Go through the records underneath and write each one out again exactly.

Stored data:
* * * * * * *

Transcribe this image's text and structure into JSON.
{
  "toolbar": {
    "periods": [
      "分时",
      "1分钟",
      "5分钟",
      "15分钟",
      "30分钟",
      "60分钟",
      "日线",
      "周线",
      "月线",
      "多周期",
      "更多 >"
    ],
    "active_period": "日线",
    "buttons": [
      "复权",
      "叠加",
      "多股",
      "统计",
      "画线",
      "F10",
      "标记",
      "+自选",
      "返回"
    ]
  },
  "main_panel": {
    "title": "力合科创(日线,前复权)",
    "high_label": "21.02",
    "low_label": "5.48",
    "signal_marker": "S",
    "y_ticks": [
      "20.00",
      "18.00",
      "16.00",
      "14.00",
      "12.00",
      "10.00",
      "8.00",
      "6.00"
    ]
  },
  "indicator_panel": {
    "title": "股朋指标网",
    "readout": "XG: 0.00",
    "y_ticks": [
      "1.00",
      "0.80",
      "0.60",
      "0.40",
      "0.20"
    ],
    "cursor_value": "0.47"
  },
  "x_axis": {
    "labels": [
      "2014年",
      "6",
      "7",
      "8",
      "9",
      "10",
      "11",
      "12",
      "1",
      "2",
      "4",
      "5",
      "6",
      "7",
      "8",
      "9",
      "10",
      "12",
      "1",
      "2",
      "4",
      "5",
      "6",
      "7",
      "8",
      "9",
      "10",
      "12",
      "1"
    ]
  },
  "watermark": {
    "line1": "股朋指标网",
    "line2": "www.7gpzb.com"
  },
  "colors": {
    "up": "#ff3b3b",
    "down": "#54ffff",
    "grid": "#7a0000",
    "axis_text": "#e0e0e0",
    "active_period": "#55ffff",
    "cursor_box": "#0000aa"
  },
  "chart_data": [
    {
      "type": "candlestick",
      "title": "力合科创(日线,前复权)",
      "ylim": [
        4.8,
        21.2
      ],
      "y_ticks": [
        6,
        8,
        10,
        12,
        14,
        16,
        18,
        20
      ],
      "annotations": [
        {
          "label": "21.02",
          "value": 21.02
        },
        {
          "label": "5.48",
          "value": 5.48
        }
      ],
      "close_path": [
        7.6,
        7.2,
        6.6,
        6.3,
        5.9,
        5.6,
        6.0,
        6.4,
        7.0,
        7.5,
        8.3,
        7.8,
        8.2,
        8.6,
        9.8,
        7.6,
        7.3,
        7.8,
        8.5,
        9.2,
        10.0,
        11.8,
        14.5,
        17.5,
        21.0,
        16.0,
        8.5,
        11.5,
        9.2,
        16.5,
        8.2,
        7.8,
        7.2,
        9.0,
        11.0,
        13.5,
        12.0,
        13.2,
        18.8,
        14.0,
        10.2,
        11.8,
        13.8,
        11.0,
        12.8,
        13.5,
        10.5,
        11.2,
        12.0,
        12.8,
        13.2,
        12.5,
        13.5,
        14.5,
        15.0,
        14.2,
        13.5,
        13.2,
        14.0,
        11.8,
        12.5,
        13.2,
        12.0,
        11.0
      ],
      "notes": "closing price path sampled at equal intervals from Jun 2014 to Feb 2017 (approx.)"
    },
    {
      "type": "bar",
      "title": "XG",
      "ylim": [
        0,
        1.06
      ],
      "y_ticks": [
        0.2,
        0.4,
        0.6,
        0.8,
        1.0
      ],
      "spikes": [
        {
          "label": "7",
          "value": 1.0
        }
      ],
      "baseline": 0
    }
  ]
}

* * * * * * *

§ THE RESPONSE
Transcribe this image's text and structure into JSON.
{
  "toolbar": {
    "periods": [
      "分时",
      "1分钟",
      "5分钟",
      "15分钟",
      "30分钟",
      "60分钟",
      "日线",
      "周线",
      "月线",
      "多周期",
      "更多 >"
    ],
    "active_period": "日线",
    "buttons": [
      "复权",
      "叠加",
      "多股",
      "统计",
      "画线",
      "F10",
      "标记",
      "+自选",
      "返回"
    ]
  },
  "main_panel": {
    "title": "力合科创(日线,前复权)",
    "high_label": "21.02",
    "low_label": "5.48",
    "signal_marker": "S",
    "y_ticks": [
      "20.00",
      "18.00",
      "16.00",
      "14.00",
      "12.00",
      "10.00",
      "8.00",
      "6.00"
    ]
  },
  "indicator_panel": {
    "title": "股朋指标网",
    "readout": "XG: 0.00",
    "y_ticks": [
      "1.00",
      "0.80",
      "0.60",
      "0.40",
      "0.20"
    ],
    "cursor_value": "0.47"
  },
  "x_axis": {
    "labels": [
      "2014年",
      "6",
      "7",
      "8",
      "9",
      "10",
      "11",
      "12",
      "1",
      "2",
      "4",
      "5",
      "6",
      "7",
      "8",
      "9",
      "10",
      "12",
      "1",
      "2",
      "4",
      "5",
      "6",
      "7",
      "8",
      "9",
      "10",
      "12",
      "1"
    ]
  },
  "watermark": {
    "line1": "股朋指标网",
    "line2": "www.7gpzb.com"
  },
  "colors": {
    "up": "#ff3b3b",
    "down": "#54ffff",
    "grid": "#7a0000",
    "axis_text": "#e0e0e0",
    "active_period": "#55ffff",
    "cursor_box": "#0000aa"
  },
  "chart_data": [
    {
      "type": "candlestick",
      "title": "力合科创(日线,前复权)",
      "ylim": [
        4.8,
        21.2
      ],
      "y_ticks": [
        6,
        8,
        10,
        12,
        14,
        16,
        18,
        20
      ],
      "annotations": [
        {
          "label": "21.02",
          "value": 21.02
        },
        {
          "label": "5.48",
          "value": 5.48
        }
      ],
      "close_path": [
        7.6,
        7.2,
        6.6,
        6.3,
        5.9,
        5.6,
        6.0,
        6.4,
        7.0,
        7.5,
        8.3,
        7.8,
        8.2,
        8.6,
        9.8,
        7.6,
        7.3,
        7.8,
        8.5,
        9.2,
        10.0,
        11.8,
        14.5,
        17.5,
        21.0,
        16.0,
        8.5,
        11.5,
        9.2,
        16.5,
        8.2,
        7.8,
        7.2,
        9.0,
        11.0,
        13.5,
        12.0,
        13.2,
        18.8,
        14.0,
        10.2,
        11.8,
        13.8,
        11.0,
        12.8,
        13.5,
        10.5,
        11.2,
        12.0,
        12.8,
        13.2,
        12.5,
        13.5,
        14.5,
        15.0,
        14.2,
        13.5,
        13.2,
        14.0,
        11.8,
        12.5,
        13.2,
        12.0,
        11.0
      ],
      "notes": "closing price path sampled at equal intervals from Jun 2014 to Feb 2017 (approx.)"
    },
    {
      "type": "bar",
      "title": "XG",
      "ylim": [
        0,
        1.06
      ],
      "y_ticks": [
        0.2,
        0.4,
        0.6,
        0.8,
        1.0
      ],
      "spikes": [
        {
          "label": "7",
          "value": 1.0
        }
      ],
      "baseline": 0
    }
  ]
}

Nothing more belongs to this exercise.